→ **Task directions**
Extract the text of each entry below exactly, leaving every image behind.

+ + +

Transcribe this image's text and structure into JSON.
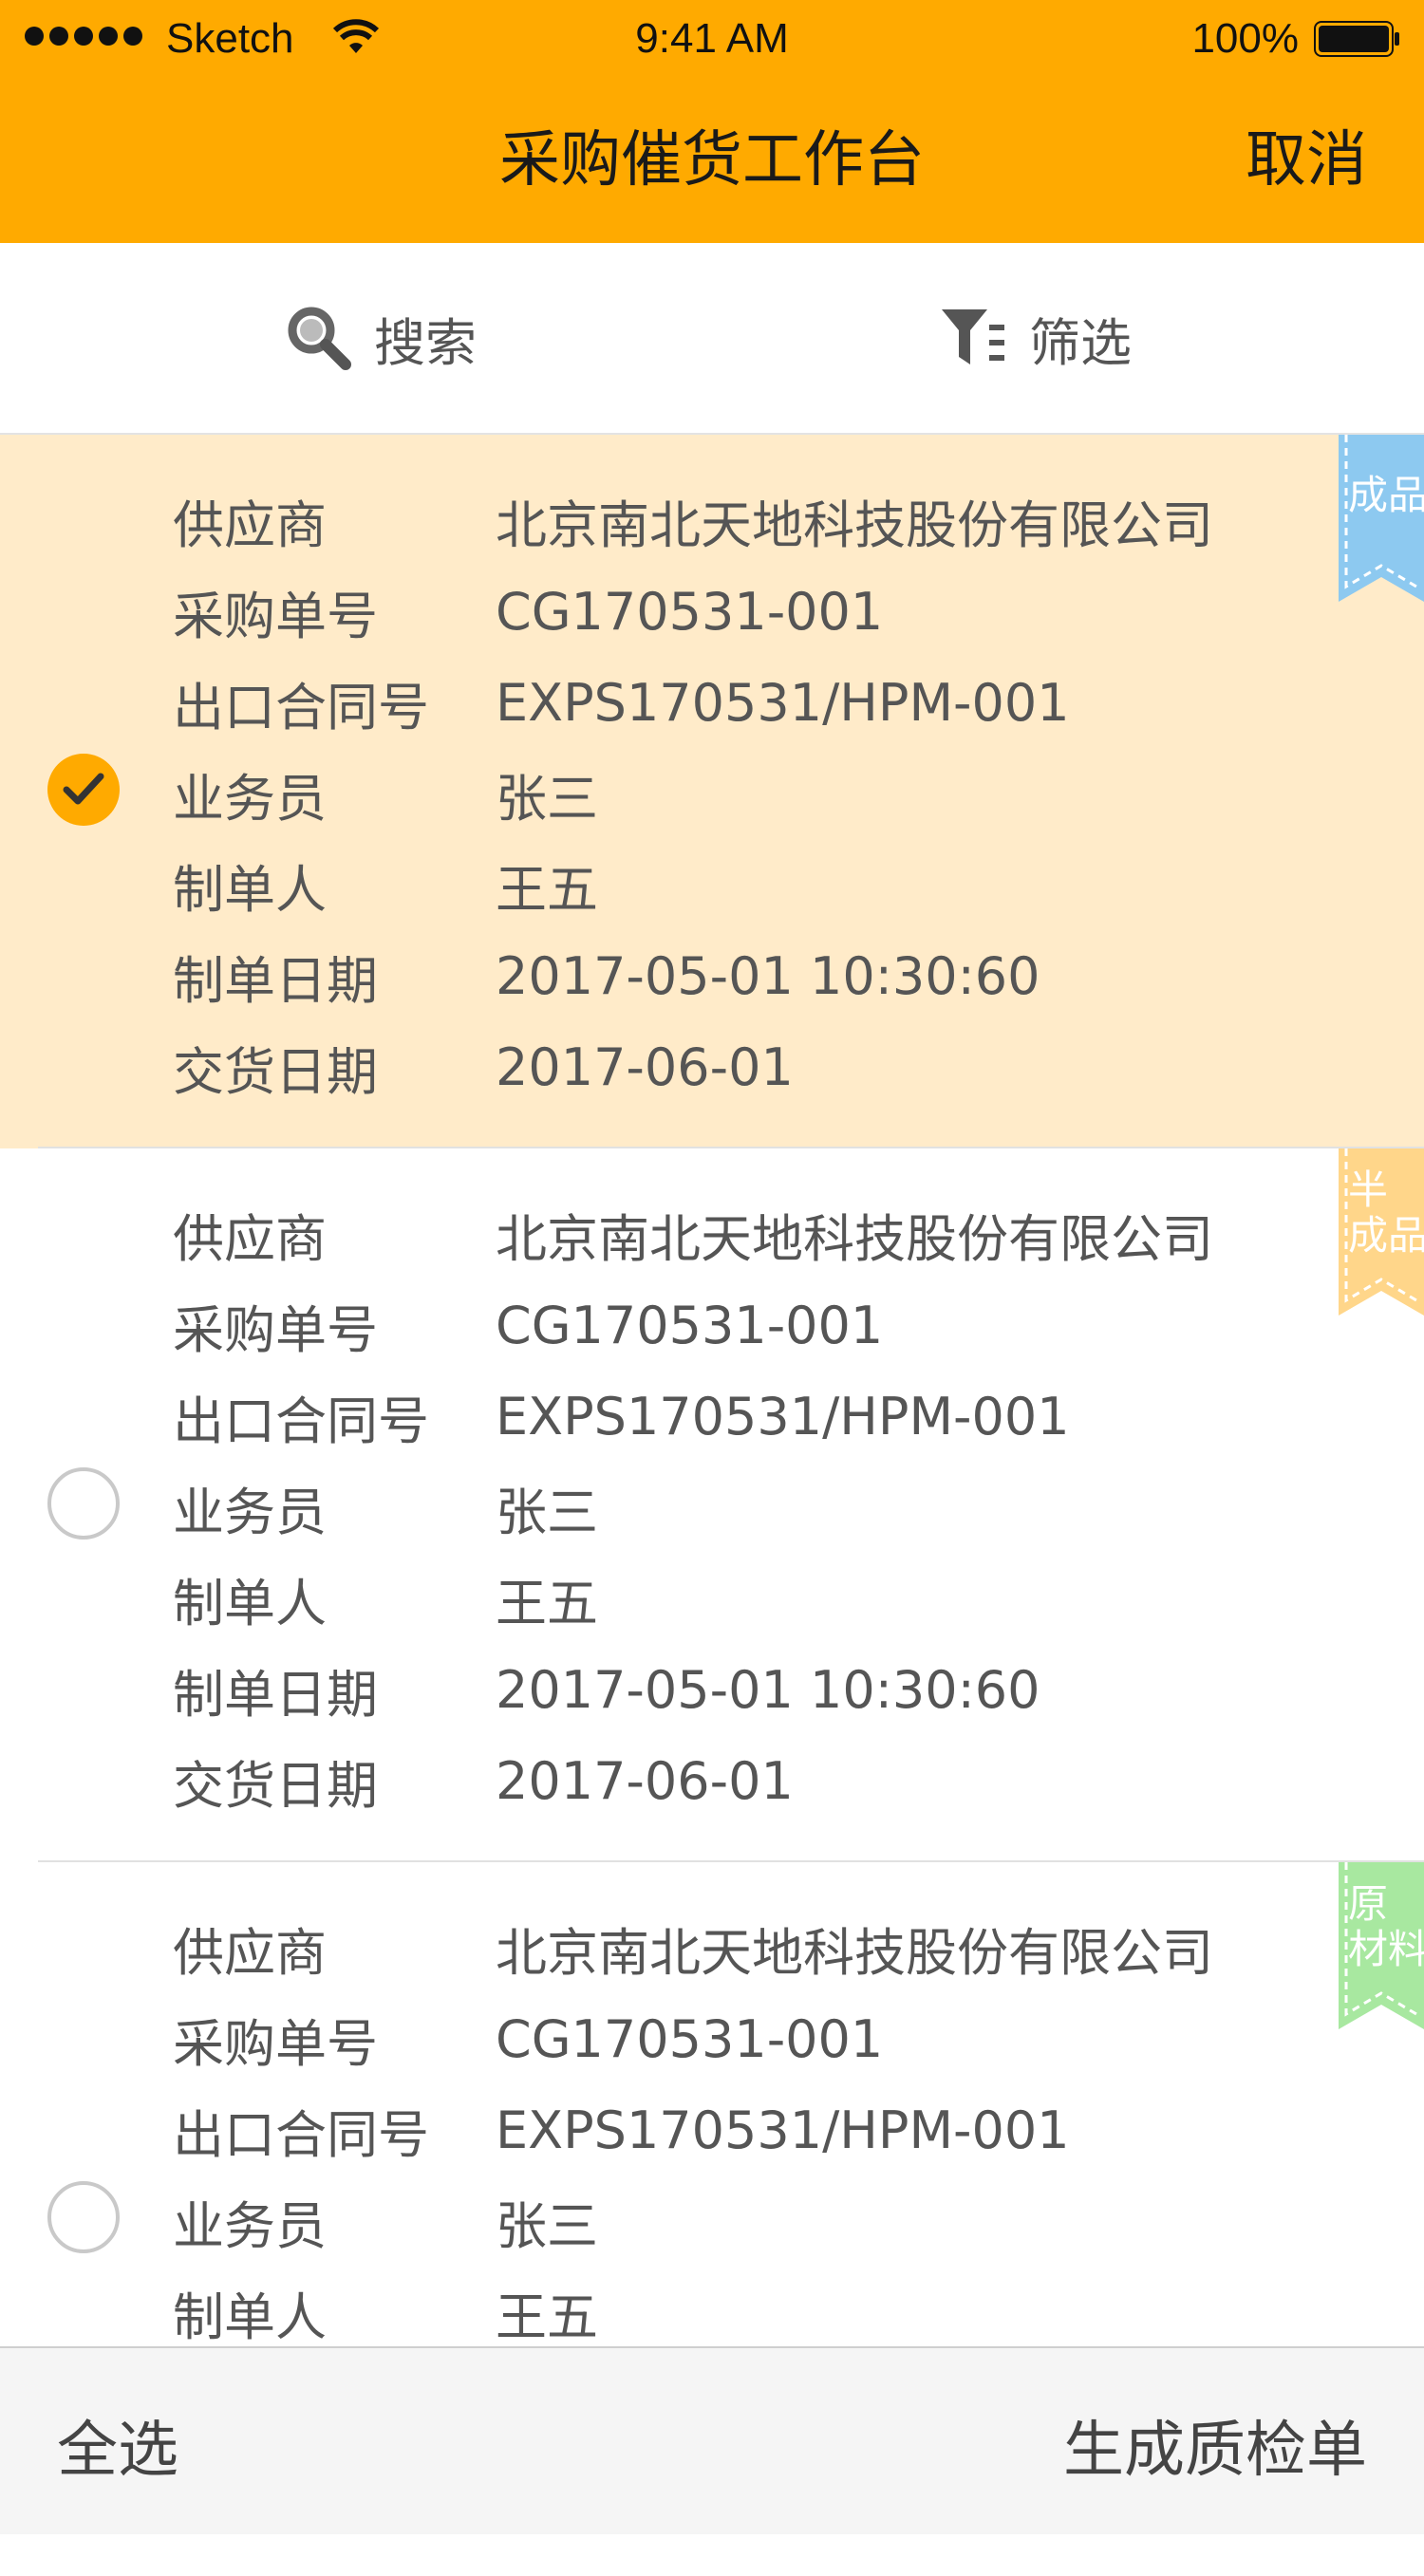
{
  "status_bar": {
    "carrier": "Sketch",
    "time": "9:41 AM",
    "battery": "100%"
  },
  "nav": {
    "title": "采购催货工作台",
    "cancel": "取消"
  },
  "toolbar": {
    "search": "搜索",
    "filter": "筛选"
  },
  "labels": {
    "supplier": "供应商",
    "order_no": "采购单号",
    "contract_no": "出口合同号",
    "salesman": "业务员",
    "creator": "制单人",
    "create_date": "制单日期",
    "delivery_date": "交货日期"
  },
  "orders": [
    {
      "selected": true,
      "tag": "成品",
      "tag_color": "#8DC9F0",
      "supplier": "北京南北天地科技股份有限公司",
      "order_no": "CG170531-001",
      "contract_no": "EXPS170531/HPM-001",
      "salesman": "张三",
      "creator": "王五",
      "create_date": "2017-05-01 10:30:60",
      "delivery_date": "2017-06-01"
    },
    {
      "selected": false,
      "tag": "半\n成品",
      "tag_color": "#FFD68A",
      "supplier": "北京南北天地科技股份有限公司",
      "order_no": "CG170531-001",
      "contract_no": "EXPS170531/HPM-001",
      "salesman": "张三",
      "creator": "王五",
      "create_date": "2017-05-01 10:30:60",
      "delivery_date": "2017-06-01"
    },
    {
      "selected": false,
      "tag": "原\n材料",
      "tag_color": "#A8E8A0",
      "supplier": "北京南北天地科技股份有限公司",
      "order_no": "CG170531-001",
      "contract_no": "EXPS170531/HPM-001",
      "salesman": "张三",
      "creator": "王五"
    }
  ],
  "bottom_bar": {
    "select_all": "全选",
    "generate": "生成质检单"
  },
  "colors": {
    "accent": "#FFAA00",
    "selected_bg": "#FFEBC9"
  }
}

+ + +

→ **Worked answer**
Transcribe this image's text and structure into JSON.
{
  "status_bar": {
    "carrier": "Sketch",
    "time": "9:41 AM",
    "battery": "100%"
  },
  "nav": {
    "title": "采购催货工作台",
    "cancel": "取消"
  },
  "toolbar": {
    "search": "搜索",
    "filter": "筛选"
  },
  "labels": {
    "supplier": "供应商",
    "order_no": "采购单号",
    "contract_no": "出口合同号",
    "salesman": "业务员",
    "creator": "制单人",
    "create_date": "制单日期",
    "delivery_date": "交货日期"
  },
  "orders": [
    {
      "selected": true,
      "tag": "成品",
      "tag_color": "#8DC9F0",
      "supplier": "北京南北天地科技股份有限公司",
      "order_no": "CG170531-001",
      "contract_no": "EXPS170531/HPM-001",
      "salesman": "张三",
      "creator": "王五",
      "create_date": "2017-05-01 10:30:60",
      "delivery_date": "2017-06-01"
    },
    {
      "selected": false,
      "tag": "半\n成品",
      "tag_color": "#FFD68A",
      "supplier": "北京南北天地科技股份有限公司",
      "order_no": "CG170531-001",
      "contract_no": "EXPS170531/HPM-001",
      "salesman": "张三",
      "creator": "王五",
      "create_date": "2017-05-01 10:30:60",
      "delivery_date": "2017-06-01"
    },
    {
      "selected": false,
      "tag": "原\n材料",
      "tag_color": "#A8E8A0",
      "supplier": "北京南北天地科技股份有限公司",
      "order_no": "CG170531-001",
      "contract_no": "EXPS170531/HPM-001",
      "salesman": "张三",
      "creator": "王五"
    }
  ],
  "bottom_bar": {
    "select_all": "全选",
    "generate": "生成质检单"
  },
  "colors": {
    "accent": "#FFAA00",
    "selected_bg": "#FFEBC9"
  }
}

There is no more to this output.